Data for the task:
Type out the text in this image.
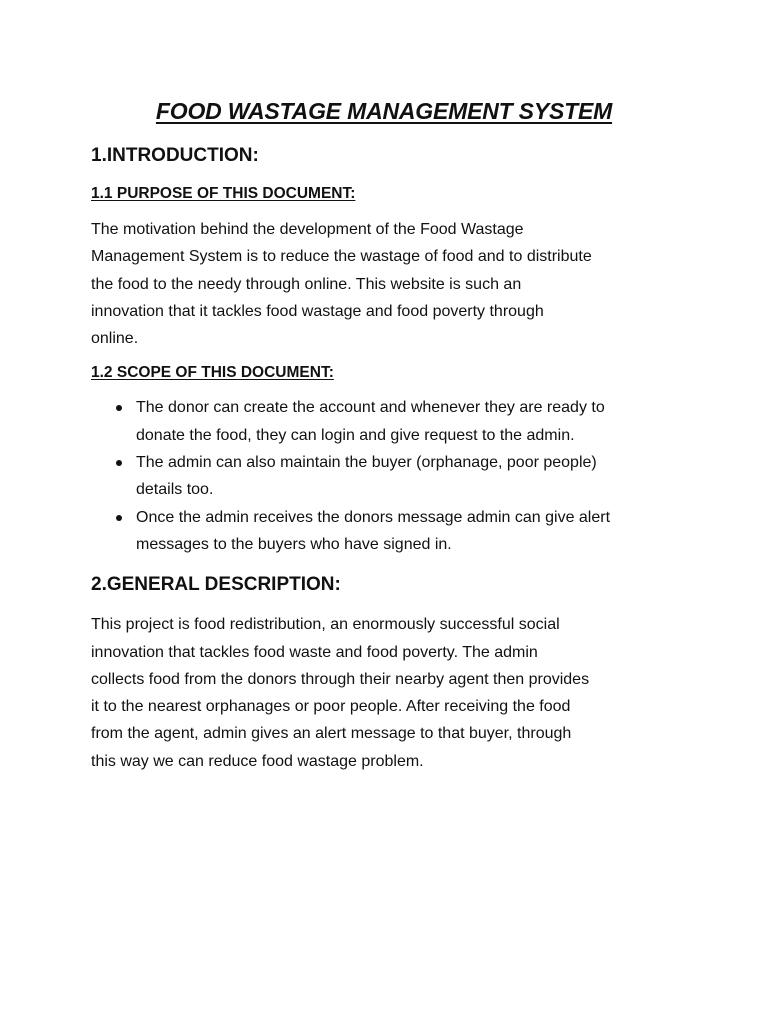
FOOD WASTAGE MANAGEMENT SYSTEM
1.INTRODUCTION:
1.1 PURPOSE OF THIS DOCUMENT:
The motivation behind the development of the Food Wastage
Management System is to reduce the wastage of food and to distribute
the food to the needy through online. This website is such an
innovation that it tackles food wastage and food poverty through
online.
1.2 SCOPE OF THIS DOCUMENT:
The donor can create the account and whenever they are ready to
donate the food, they can login and give request to the admin.
The admin can also maintain the buyer (orphanage, poor people)
details too.
Once the admin receives the donors message admin can give alert
messages to the buyers who have signed in.
2.GENERAL DESCRIPTION:
This project is food redistribution, an enormously successful social
innovation that tackles food waste and food poverty. The admin
collects food from the donors through their nearby agent then provides
it to the nearest orphanages or poor people. After receiving the food
from the agent, admin gives an alert message to that buyer, through
this way we can reduce food wastage problem.
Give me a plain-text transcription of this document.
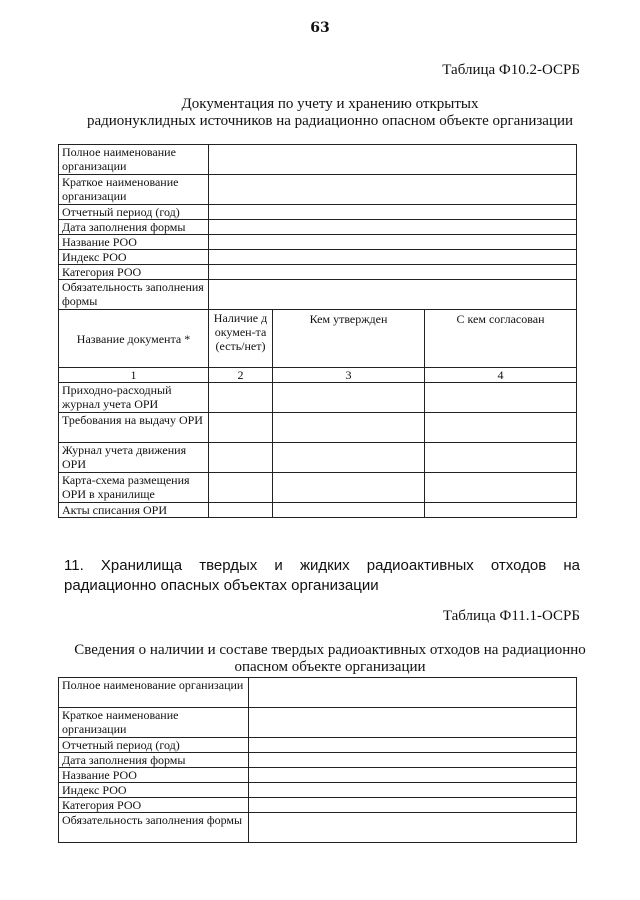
63
Таблица Ф10.2-ОСРБ
Документация по учету и хранению открытых
радионуклидных источников на радиационно опасном объекте организации
Полное наименование организации			
Краткое наименование организации			
Отчетный период (год)			
Дата заполнения формы			
Название РОО			
Индекс РОО			
Категория РОО			
Обязательность заполнения формы			
Название документа *	Наличие докумен-та (есть/нет)	Кем утвержден	С кем согласован
1	2	3	4
Приходно-расходный журнал учета ОРИ			
Требования на выдачу ОРИ			
Журнал учета движения ОРИ			
Карта-схема размещения ОРИ в хранилище			
Акты списания ОРИ			
11. Хранилища твердых и жидких радиоактивных отходов на радиационно опасных объектах организации
Таблица Ф11.1-ОСРБ
Сведения о наличии и составе твердых радиоактивных отходов на радиационно
опасном объекте организации
Полное наименование организации	
Краткое наименование организации	
Отчетный период (год)	
Дата заполнения формы	
Название РОО	
Индекс РОО	
Категория РОО	
Обязательность заполнения формы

Task brief: Nothing but the pictures may be dropped; output the records above exactly.

Response to the exercise:
Type out the text in this image.
FOOD WASTAGE MANAGEMENT SYSTEM
1.INTRODUCTION:
1.1 PURPOSE OF THIS DOCUMENT:
The motivation behind the development of the Food Wastage
Management System is to reduce the wastage of food and to distribute
the food to the needy through online. This website is such an
innovation that it tackles food wastage and food poverty through
online.
1.2 SCOPE OF THIS DOCUMENT:
The donor can create the account and whenever they are ready to
donate the food, they can login and give request to the admin.
The admin can also maintain the buyer (orphanage, poor people)
details too.
Once the admin receives the donors message admin can give alert
messages to the buyers who have signed in.
2.GENERAL DESCRIPTION:
This project is food redistribution, an enormously successful social
innovation that tackles food waste and food poverty. The admin
collects food from the donors through their nearby agent then provides
it to the nearest orphanages or poor people. After receiving the food
from the agent, admin gives an alert message to that buyer, through
this way we can reduce food wastage problem.
Give me a plain-text transcription of this document.
63
Таблица Ф10.2-ОСРБ
Документация по учету и хранению открытых
радионуклидных источников на радиационно опасном объекте организации
Полное наименование организации			
Краткое наименование организации			
Отчетный период (год)			
Дата заполнения формы			
Название РОО			
Индекс РОО			
Категория РОО			
Обязательность заполнения формы			
Название документа *	Наличие докумен-та (есть/нет)	Кем утвержден	С кем согласован
1	2	3	4
Приходно-расходный журнал учета ОРИ			
Требования на выдачу ОРИ			
Журнал учета движения ОРИ			
Карта-схема размещения ОРИ в хранилище			
Акты списания ОРИ			
11. Хранилища твердых и жидких радиоактивных отходов на радиационно опасных объектах организации
Таблица Ф11.1-ОСРБ
Сведения о наличии и составе твердых радиоактивных отходов на радиационно
опасном объекте организации
Полное наименование организации	
Краткое наименование организации	
Отчетный период (год)	
Дата заполнения формы	
Название РОО	
Индекс РОО	
Категория РОО	
Обязательность заполнения формы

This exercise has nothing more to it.